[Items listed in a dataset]
● ● ● ● ●

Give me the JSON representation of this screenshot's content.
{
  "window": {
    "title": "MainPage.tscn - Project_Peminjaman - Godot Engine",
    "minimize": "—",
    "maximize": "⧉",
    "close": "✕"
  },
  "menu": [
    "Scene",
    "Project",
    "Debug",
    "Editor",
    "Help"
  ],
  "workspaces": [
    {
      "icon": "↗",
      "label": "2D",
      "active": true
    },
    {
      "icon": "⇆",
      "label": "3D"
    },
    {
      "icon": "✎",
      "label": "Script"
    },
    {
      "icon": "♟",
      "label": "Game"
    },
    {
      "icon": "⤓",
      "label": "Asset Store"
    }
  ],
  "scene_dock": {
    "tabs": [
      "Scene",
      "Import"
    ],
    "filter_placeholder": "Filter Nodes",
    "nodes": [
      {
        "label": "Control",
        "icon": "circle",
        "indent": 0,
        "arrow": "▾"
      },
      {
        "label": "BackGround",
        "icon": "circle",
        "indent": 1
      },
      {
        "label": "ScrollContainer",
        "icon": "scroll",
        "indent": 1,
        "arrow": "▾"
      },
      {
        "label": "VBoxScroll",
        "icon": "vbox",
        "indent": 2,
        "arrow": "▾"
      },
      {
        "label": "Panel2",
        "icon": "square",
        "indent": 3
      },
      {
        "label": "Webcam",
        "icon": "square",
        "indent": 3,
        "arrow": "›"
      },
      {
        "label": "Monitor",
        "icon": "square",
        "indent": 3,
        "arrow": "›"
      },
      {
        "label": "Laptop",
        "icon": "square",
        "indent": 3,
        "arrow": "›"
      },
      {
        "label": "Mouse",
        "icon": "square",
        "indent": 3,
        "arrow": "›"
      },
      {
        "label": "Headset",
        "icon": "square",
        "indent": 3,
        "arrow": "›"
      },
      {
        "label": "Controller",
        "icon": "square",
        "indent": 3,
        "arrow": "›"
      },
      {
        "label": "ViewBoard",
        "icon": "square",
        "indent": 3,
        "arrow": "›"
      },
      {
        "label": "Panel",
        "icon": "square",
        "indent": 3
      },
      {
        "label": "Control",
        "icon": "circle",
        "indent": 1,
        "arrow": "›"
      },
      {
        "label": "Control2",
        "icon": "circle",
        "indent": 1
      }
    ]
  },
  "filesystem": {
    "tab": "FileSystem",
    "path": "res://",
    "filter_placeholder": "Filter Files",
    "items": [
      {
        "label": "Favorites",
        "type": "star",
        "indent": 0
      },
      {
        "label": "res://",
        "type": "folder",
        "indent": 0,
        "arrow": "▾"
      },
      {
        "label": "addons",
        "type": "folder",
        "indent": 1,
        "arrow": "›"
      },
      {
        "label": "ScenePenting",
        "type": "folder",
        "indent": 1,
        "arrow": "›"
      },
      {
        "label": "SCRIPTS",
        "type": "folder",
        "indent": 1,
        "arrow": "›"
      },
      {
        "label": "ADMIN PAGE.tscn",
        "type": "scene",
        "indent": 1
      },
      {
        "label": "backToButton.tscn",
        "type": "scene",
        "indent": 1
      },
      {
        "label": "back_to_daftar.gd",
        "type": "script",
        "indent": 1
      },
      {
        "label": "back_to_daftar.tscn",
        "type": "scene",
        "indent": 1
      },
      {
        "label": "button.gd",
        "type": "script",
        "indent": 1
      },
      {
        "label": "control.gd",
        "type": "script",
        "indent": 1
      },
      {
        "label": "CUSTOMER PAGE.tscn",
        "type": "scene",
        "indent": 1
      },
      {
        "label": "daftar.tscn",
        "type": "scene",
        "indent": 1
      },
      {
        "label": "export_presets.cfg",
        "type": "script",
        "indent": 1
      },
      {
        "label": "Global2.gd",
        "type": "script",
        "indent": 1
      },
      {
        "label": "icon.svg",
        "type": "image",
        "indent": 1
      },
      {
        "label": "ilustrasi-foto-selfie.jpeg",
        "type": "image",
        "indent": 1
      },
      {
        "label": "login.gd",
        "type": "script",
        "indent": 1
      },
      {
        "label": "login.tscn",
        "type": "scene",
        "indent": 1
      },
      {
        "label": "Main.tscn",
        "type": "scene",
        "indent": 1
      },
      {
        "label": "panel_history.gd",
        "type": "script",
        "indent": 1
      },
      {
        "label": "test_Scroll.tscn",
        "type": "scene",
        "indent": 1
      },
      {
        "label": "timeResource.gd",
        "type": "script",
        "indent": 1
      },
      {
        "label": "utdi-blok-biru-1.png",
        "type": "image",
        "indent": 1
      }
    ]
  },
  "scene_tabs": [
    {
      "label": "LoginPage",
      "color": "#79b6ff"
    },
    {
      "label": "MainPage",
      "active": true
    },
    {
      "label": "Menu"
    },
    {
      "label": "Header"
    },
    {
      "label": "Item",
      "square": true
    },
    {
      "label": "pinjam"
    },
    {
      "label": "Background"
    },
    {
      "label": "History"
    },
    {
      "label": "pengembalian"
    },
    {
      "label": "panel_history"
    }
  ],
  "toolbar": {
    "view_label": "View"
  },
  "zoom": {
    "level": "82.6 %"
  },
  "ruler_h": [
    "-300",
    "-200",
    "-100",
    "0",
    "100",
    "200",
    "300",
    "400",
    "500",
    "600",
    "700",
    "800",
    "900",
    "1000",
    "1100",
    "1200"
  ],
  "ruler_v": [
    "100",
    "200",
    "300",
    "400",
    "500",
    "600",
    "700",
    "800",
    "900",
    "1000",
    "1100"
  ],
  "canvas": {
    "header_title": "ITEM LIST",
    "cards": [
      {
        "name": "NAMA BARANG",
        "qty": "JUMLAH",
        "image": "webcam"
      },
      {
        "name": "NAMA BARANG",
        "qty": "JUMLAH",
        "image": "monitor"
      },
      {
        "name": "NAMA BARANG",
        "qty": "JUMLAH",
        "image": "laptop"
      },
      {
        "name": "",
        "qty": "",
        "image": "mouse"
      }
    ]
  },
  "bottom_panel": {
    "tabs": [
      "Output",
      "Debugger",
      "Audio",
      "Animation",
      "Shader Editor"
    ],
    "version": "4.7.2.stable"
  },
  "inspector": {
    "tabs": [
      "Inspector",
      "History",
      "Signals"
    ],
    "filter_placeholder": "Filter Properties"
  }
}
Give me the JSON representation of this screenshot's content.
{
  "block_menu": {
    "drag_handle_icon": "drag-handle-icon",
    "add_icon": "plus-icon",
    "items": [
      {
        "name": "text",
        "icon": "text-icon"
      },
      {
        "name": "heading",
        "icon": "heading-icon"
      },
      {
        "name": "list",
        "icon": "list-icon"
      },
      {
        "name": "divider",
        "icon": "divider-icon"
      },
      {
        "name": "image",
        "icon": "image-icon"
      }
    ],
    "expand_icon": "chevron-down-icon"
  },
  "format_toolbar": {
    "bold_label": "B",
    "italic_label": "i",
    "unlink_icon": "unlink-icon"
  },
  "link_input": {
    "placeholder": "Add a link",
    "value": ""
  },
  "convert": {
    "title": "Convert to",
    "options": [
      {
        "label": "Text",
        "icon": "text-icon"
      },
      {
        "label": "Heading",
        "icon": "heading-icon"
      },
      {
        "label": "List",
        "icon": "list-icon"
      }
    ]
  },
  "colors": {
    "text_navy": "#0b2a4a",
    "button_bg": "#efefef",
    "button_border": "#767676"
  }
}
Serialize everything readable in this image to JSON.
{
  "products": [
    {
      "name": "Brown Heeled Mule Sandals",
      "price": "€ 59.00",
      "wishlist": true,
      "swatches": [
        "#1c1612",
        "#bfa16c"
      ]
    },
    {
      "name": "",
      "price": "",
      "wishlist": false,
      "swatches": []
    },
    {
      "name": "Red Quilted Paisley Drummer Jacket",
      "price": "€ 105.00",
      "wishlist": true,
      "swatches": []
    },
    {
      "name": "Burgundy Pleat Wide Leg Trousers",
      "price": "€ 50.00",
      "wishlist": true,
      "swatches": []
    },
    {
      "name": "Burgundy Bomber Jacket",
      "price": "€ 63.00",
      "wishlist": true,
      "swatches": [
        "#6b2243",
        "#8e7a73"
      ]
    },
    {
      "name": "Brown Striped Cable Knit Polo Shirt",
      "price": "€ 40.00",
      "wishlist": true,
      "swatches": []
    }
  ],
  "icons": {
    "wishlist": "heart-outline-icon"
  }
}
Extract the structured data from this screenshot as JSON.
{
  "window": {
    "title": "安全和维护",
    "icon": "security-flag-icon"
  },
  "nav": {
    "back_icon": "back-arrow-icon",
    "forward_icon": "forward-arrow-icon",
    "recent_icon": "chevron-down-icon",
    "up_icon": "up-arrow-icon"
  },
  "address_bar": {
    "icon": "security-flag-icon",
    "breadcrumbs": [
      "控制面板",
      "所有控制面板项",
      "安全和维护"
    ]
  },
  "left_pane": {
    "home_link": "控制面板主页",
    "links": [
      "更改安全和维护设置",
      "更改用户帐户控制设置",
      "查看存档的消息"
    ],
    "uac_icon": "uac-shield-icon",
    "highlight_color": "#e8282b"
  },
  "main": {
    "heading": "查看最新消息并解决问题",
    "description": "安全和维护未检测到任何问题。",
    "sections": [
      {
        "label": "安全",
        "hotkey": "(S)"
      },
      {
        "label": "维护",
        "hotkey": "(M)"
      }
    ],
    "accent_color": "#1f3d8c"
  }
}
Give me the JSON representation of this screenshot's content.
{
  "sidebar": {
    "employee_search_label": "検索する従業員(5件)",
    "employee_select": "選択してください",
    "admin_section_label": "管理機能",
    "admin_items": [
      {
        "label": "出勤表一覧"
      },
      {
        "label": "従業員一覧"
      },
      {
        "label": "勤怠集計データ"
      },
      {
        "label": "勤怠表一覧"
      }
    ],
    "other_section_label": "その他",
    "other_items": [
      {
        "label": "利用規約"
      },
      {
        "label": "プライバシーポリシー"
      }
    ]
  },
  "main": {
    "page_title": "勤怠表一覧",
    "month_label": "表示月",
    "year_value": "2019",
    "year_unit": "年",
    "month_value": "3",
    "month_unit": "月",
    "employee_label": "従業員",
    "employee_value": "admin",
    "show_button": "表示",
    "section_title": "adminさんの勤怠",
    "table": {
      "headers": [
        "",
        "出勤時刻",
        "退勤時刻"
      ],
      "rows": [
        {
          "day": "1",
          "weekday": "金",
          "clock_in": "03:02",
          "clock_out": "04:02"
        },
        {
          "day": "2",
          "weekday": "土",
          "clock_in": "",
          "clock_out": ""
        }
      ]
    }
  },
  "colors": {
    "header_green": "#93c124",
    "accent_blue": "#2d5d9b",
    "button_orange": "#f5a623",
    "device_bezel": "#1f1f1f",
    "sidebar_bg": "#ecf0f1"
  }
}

● ● ● ● ●

**Exercise task**: Identify the lines of the entries containing the string "Burgundy". Copy each such line.

**Solution for this problem**:
      "name": "Burgundy Pleat Wide Leg Trousers",
      "name": "Burgundy Bomber Jacket",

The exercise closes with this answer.